◆ **Dataset records**:
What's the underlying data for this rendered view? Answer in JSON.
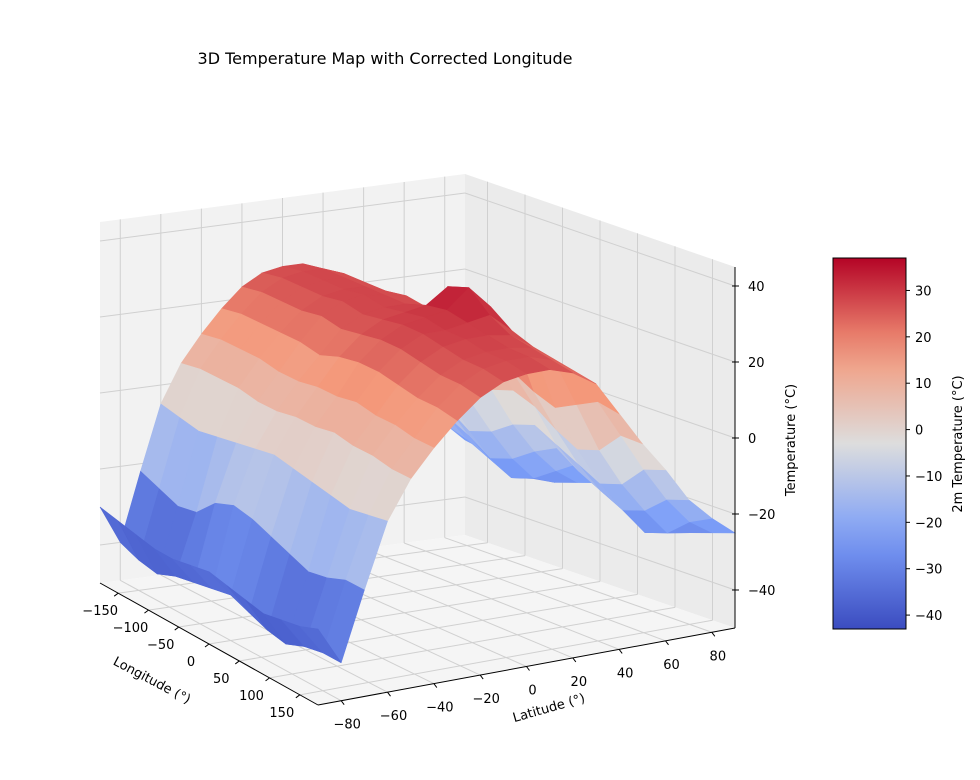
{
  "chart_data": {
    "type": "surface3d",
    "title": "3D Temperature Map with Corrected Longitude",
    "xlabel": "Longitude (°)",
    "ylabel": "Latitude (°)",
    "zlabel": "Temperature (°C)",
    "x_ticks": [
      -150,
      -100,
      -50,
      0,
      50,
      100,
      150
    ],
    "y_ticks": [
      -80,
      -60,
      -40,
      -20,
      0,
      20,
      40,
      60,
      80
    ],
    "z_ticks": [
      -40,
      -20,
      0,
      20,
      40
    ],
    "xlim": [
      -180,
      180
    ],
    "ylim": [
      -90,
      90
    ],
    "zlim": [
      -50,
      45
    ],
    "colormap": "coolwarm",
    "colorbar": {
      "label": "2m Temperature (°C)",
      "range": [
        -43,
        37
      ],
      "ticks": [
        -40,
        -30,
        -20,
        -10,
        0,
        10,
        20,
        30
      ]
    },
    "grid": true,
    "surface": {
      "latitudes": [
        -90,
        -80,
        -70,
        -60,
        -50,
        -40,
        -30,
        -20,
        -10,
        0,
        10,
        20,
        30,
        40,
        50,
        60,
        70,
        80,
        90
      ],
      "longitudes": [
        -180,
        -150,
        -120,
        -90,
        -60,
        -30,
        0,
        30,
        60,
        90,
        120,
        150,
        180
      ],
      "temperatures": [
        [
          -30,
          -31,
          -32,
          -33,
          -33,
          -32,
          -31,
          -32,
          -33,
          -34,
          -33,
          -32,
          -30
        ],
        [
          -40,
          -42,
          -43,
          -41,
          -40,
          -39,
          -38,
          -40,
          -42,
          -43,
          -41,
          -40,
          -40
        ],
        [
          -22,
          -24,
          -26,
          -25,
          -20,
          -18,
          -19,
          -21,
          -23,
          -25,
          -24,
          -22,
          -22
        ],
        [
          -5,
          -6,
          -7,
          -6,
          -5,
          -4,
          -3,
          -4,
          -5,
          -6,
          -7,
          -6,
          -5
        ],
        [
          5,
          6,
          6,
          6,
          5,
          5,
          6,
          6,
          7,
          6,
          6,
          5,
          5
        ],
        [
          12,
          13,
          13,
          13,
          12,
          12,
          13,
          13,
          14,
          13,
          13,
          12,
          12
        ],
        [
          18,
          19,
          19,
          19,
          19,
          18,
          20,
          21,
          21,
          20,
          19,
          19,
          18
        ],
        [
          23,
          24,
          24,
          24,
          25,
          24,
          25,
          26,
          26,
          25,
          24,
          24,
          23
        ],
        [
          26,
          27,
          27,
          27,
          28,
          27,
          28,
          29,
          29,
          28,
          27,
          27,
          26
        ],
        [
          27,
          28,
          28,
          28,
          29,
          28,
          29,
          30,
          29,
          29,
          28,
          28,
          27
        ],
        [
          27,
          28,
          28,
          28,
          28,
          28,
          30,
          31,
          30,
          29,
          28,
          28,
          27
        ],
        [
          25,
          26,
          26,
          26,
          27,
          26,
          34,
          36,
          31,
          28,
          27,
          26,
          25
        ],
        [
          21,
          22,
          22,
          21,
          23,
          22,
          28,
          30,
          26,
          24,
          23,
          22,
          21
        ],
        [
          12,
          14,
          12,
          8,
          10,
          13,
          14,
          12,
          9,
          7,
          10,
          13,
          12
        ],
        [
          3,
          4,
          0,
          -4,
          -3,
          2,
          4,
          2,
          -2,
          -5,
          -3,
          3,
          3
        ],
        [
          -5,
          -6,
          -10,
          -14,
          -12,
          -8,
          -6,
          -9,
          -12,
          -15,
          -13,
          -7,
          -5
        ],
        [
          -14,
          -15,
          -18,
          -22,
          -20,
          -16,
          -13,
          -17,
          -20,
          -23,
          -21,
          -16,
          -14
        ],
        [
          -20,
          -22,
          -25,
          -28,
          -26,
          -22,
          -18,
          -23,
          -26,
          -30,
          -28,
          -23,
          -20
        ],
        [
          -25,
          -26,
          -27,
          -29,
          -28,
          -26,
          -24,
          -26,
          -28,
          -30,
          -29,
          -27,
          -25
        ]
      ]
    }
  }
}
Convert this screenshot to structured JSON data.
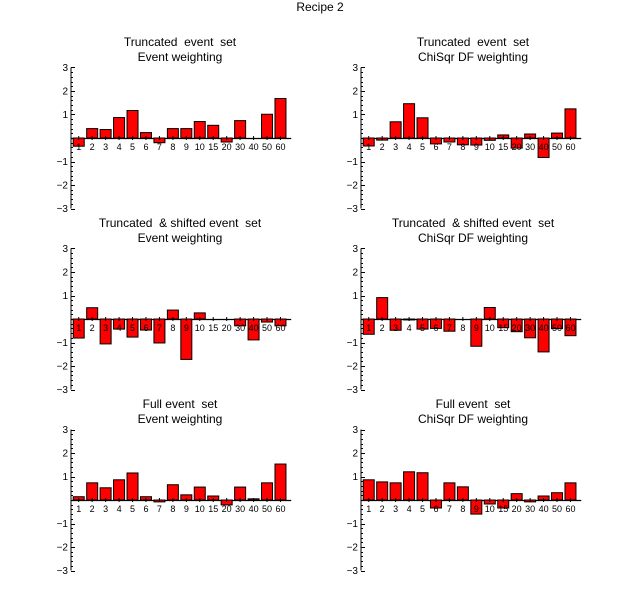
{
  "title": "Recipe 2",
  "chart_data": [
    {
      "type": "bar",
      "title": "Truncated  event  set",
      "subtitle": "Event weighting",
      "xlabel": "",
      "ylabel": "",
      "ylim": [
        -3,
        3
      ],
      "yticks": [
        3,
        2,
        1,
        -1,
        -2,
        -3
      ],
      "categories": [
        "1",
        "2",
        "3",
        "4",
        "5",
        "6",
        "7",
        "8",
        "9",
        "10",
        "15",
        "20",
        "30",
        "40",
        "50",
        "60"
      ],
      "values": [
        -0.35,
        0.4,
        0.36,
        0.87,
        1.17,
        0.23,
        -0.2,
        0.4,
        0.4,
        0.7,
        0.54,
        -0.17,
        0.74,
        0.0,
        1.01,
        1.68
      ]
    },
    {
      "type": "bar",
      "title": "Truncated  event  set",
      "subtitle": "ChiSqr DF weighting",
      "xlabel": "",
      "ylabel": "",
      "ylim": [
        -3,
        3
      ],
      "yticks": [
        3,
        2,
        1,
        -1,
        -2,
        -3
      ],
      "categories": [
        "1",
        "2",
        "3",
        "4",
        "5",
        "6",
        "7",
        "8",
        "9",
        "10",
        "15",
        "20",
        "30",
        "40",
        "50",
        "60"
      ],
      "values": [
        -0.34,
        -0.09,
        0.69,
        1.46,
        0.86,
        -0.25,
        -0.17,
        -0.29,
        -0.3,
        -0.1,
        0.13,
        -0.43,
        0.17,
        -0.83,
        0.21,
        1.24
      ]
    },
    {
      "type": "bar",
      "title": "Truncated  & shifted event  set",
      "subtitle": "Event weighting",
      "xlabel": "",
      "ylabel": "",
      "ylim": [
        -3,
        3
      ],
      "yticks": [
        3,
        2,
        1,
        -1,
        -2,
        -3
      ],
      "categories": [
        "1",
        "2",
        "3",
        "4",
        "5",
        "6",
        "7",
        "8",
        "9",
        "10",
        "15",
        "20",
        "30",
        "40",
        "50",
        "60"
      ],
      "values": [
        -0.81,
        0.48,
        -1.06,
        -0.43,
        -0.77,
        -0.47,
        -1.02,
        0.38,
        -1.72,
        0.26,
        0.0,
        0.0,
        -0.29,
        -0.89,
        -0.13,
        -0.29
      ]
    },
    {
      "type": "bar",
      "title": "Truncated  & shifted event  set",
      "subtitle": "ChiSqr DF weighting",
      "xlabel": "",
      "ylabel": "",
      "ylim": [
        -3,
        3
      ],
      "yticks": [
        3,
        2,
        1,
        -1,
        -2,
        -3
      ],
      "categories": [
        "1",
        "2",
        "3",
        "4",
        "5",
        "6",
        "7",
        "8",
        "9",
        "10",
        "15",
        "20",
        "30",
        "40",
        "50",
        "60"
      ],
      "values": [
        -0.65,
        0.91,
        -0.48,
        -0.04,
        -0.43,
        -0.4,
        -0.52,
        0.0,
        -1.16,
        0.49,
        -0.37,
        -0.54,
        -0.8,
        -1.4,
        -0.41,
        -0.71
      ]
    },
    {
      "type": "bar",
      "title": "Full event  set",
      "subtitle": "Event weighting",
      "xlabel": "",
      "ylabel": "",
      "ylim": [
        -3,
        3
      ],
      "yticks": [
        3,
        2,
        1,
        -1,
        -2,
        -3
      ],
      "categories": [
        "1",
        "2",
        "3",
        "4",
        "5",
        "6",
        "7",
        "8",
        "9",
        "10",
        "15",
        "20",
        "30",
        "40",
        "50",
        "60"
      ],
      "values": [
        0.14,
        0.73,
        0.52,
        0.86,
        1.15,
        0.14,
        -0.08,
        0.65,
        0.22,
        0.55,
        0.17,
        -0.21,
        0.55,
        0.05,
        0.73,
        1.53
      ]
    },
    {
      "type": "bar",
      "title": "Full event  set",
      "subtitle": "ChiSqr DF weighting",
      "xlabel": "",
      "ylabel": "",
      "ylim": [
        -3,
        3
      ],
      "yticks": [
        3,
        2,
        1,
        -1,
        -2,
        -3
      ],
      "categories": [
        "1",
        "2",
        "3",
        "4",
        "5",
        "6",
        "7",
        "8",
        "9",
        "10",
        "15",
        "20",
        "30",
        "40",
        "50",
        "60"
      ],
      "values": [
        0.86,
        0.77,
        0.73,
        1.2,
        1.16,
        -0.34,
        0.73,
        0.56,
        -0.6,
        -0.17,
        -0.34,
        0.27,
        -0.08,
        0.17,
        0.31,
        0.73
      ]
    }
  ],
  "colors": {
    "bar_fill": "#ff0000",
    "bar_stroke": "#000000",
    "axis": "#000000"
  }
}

---

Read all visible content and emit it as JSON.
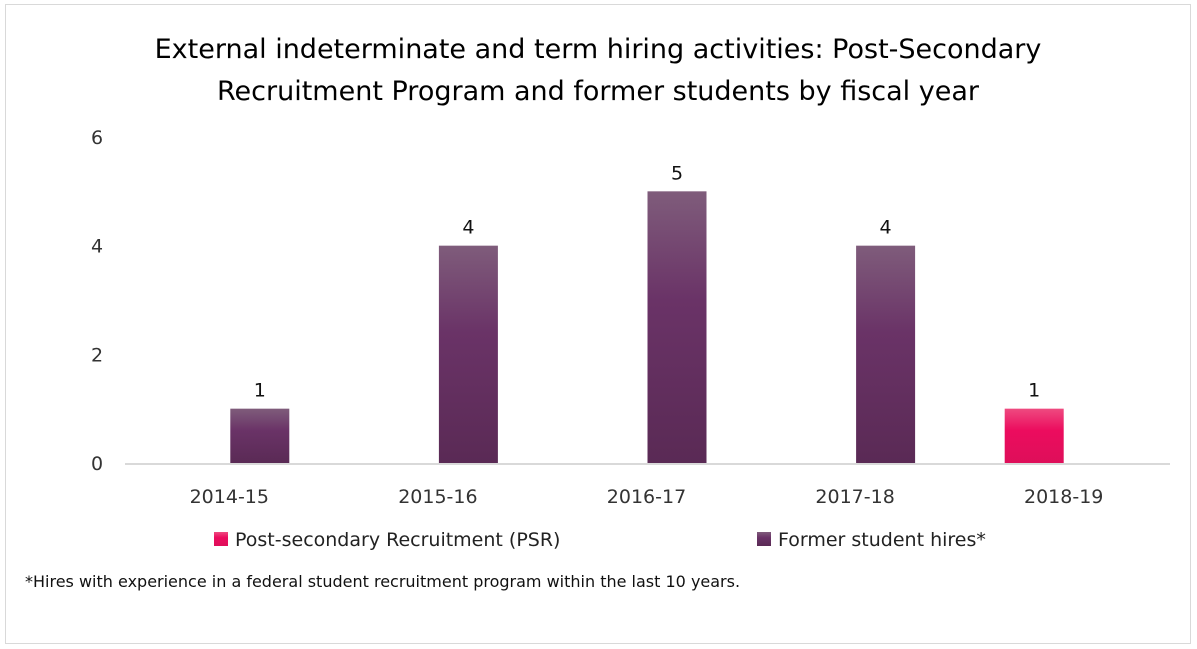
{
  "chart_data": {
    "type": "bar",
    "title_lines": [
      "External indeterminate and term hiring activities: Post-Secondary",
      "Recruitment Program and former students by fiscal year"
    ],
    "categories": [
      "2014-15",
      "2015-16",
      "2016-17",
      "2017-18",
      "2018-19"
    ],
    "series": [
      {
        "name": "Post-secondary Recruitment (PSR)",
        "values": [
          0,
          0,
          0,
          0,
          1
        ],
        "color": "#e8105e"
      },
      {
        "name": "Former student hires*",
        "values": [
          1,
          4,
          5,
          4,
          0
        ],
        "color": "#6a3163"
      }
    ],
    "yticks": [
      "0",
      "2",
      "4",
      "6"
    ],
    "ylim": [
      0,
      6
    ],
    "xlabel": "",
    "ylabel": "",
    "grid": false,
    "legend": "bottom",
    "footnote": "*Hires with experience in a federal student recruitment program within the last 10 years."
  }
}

◆ **Prompt**: Look over the records above and copy each line that includes the string "Post".

◆ **Problem solution**:
      "External indeterminate and term hiring activities: Post-Secondary",
        "name": "Post-secondary Recruitment (PSR)",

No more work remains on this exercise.